Take the line that contains "Give me a plain-text" as the first and the last line of the material as the final one; set down exactly the lines in that span.

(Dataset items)
:::::

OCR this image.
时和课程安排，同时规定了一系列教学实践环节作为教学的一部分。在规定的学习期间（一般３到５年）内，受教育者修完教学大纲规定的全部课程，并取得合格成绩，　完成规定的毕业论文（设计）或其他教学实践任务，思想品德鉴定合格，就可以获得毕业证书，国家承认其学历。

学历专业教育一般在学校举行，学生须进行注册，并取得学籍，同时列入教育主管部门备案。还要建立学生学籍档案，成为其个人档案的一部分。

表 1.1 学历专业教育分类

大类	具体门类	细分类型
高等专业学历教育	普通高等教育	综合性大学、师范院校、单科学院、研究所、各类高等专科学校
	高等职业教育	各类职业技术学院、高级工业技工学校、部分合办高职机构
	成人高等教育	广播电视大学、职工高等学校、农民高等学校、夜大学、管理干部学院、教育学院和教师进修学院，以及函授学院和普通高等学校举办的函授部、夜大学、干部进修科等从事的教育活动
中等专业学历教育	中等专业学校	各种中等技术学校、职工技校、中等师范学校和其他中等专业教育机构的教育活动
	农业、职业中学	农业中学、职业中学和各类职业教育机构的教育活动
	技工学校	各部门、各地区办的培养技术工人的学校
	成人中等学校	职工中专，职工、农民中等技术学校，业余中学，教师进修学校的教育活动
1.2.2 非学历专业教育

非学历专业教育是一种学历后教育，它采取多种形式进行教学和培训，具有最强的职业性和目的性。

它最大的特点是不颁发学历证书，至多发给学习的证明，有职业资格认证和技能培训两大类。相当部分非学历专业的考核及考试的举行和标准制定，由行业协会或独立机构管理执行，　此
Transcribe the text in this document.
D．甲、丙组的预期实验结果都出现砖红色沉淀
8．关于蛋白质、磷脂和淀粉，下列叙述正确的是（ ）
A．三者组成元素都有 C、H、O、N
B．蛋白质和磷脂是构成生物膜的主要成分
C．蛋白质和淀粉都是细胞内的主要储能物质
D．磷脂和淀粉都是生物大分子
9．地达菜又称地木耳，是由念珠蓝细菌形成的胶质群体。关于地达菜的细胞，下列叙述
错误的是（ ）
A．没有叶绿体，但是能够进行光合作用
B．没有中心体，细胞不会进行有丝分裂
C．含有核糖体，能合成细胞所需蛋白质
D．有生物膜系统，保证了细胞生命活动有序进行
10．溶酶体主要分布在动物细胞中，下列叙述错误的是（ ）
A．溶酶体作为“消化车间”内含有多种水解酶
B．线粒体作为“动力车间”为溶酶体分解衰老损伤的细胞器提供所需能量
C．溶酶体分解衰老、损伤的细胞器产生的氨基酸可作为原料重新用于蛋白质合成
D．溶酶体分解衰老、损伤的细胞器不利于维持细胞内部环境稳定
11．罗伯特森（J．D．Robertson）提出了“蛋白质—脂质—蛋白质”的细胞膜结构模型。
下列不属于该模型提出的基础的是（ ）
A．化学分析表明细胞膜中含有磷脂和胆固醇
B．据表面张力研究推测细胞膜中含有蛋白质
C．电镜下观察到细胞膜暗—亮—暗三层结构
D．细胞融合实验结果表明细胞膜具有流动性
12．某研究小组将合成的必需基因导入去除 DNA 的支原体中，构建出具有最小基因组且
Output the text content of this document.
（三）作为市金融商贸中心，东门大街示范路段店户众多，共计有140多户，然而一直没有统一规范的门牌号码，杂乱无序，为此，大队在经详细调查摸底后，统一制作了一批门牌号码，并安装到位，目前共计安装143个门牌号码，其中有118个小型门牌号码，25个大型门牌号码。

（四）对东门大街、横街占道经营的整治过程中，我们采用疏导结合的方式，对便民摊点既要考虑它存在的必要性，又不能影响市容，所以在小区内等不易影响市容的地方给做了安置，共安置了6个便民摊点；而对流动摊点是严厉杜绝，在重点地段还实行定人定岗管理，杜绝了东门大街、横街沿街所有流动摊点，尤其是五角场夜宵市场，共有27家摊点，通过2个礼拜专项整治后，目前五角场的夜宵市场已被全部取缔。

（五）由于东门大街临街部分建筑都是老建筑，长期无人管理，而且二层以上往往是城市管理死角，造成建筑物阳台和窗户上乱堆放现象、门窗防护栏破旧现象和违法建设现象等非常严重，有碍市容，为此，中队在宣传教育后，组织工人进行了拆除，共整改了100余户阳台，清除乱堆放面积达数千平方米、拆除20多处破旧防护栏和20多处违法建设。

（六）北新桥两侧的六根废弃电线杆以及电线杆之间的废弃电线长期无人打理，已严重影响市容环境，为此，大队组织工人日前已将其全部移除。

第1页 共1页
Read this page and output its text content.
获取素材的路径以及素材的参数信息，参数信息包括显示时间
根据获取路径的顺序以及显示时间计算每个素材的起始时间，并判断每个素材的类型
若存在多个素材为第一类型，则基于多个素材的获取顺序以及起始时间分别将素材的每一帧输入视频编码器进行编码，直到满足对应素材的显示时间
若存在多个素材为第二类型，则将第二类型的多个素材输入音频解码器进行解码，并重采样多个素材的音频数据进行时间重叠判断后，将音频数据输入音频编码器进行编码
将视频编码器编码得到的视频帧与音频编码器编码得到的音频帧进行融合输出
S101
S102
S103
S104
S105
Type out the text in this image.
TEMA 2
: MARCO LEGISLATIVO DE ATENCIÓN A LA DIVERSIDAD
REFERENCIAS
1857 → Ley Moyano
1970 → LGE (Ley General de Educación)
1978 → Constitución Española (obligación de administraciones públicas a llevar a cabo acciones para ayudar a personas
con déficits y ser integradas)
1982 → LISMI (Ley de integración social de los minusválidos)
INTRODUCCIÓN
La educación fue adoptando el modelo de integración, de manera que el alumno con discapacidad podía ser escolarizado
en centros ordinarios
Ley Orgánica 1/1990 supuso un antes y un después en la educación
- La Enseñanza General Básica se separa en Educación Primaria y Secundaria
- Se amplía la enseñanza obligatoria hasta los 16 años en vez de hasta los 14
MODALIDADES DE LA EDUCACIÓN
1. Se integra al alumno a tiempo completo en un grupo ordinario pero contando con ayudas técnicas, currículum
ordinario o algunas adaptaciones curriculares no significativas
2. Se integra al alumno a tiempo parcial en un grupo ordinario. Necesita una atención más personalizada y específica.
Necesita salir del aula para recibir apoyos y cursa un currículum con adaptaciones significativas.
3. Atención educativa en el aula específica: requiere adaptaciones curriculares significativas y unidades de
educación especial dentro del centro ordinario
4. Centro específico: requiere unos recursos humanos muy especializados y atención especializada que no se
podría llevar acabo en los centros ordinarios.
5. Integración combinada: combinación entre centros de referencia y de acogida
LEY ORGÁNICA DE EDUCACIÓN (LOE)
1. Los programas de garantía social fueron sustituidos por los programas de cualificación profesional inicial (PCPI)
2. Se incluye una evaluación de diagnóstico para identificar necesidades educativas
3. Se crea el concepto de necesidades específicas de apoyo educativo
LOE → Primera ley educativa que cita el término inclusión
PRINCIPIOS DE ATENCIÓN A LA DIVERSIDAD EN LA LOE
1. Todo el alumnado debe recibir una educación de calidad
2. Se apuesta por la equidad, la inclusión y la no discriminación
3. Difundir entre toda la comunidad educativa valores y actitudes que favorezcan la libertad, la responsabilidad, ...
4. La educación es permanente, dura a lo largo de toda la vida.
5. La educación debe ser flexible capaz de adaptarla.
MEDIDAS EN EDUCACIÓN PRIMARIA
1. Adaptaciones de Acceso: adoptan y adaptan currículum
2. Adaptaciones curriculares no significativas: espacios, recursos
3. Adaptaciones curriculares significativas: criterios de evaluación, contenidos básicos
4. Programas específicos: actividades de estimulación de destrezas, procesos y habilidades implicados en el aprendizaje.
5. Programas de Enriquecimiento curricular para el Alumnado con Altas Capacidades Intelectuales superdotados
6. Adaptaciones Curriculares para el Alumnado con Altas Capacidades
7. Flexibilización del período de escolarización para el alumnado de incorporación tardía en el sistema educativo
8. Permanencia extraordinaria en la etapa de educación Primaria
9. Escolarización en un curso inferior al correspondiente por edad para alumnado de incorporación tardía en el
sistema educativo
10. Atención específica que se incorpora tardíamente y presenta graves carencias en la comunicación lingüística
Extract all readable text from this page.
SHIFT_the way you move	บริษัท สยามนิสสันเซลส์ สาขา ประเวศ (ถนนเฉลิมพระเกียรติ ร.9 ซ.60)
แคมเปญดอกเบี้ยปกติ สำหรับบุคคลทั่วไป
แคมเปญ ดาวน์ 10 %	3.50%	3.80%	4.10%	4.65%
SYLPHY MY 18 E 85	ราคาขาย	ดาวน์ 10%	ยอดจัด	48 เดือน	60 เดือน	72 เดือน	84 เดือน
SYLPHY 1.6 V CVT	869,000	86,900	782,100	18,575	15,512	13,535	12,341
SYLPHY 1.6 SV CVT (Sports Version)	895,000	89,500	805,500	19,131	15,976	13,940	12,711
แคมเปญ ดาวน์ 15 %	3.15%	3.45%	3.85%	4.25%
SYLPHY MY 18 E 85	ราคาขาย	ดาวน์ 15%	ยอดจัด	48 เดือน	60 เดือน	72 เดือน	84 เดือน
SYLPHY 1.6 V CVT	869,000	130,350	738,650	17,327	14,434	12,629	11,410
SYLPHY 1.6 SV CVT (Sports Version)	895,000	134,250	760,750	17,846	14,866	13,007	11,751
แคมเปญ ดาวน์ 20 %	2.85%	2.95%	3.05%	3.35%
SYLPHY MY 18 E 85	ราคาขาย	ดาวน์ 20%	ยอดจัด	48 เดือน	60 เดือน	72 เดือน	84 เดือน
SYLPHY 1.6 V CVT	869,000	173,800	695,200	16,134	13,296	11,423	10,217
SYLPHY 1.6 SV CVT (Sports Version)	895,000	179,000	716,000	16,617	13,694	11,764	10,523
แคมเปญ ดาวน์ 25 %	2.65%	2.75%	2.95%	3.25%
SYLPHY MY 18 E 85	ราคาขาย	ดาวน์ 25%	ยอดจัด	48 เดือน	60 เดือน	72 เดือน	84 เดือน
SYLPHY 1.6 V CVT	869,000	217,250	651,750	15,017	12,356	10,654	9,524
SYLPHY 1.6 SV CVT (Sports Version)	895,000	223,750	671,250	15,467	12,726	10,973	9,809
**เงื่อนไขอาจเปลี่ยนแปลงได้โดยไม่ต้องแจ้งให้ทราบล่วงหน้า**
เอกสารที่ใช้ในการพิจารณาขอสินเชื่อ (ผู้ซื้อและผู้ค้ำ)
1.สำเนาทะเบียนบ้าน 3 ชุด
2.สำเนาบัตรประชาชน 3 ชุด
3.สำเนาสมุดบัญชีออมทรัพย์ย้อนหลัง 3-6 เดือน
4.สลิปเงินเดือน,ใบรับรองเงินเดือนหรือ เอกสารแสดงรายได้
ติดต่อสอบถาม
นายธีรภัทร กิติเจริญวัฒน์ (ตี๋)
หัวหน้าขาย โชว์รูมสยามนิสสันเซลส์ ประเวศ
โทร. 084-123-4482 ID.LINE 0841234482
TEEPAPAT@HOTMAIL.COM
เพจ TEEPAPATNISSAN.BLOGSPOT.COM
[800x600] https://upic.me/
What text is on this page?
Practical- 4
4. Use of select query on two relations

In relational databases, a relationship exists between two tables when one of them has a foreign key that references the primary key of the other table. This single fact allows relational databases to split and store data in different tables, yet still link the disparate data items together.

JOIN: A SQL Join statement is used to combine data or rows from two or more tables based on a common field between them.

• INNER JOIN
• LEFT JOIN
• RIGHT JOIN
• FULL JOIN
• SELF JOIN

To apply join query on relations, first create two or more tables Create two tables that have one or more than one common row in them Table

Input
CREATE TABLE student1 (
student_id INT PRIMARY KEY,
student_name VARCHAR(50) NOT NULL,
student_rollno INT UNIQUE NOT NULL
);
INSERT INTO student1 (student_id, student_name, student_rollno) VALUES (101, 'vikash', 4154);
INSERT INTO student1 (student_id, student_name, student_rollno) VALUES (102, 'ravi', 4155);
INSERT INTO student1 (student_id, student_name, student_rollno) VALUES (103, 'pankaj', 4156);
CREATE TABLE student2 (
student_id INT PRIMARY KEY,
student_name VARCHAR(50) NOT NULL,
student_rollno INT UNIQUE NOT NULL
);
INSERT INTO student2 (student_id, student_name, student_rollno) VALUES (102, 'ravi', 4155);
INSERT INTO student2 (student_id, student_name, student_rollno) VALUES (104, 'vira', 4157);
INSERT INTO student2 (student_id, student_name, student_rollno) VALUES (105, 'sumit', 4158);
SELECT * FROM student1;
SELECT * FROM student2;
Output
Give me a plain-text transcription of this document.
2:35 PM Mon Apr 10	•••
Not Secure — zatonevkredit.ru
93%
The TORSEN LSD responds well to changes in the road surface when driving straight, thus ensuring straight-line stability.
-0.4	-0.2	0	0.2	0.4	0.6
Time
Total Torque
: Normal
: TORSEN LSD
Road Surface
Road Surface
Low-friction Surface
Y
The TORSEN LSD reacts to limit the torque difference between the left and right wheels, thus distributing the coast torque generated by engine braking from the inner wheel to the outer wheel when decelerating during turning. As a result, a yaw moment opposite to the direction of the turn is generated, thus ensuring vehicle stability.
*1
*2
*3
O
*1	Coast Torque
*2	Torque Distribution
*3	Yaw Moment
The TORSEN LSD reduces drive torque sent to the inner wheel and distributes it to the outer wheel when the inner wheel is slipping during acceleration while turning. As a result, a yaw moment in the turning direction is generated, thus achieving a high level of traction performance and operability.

:::::

▶ [Task response]
Give me a plain-text transcription of this document.
2:35 PM Mon Apr 10	•••
Not Secure — zatonevkredit.ru
93%
The TORSEN LSD responds well to changes in the road surface when driving straight, thus ensuring straight-line stability.
-0.4	-0.2	0	0.2	0.4	0.6
Time
Total Torque
: Normal
: TORSEN LSD
Road Surface
Road Surface
Low-friction Surface
Y
The TORSEN LSD reacts to limit the torque difference between the left and right wheels, thus distributing the coast torque generated by engine braking from the inner wheel to the outer wheel when decelerating during turning. As a result, a yaw moment opposite to the direction of the turn is generated, thus ensuring vehicle stability.
*1
*2
*3
O
*1	Coast Torque
*2	Torque Distribution
*3	Yaw Moment
The TORSEN LSD reduces drive torque sent to the inner wheel and distributes it to the outer wheel when the inner wheel is slipping during acceleration while turning. As a result, a yaw moment in the turning direction is generated, thus achieving a high level of traction performance and operability.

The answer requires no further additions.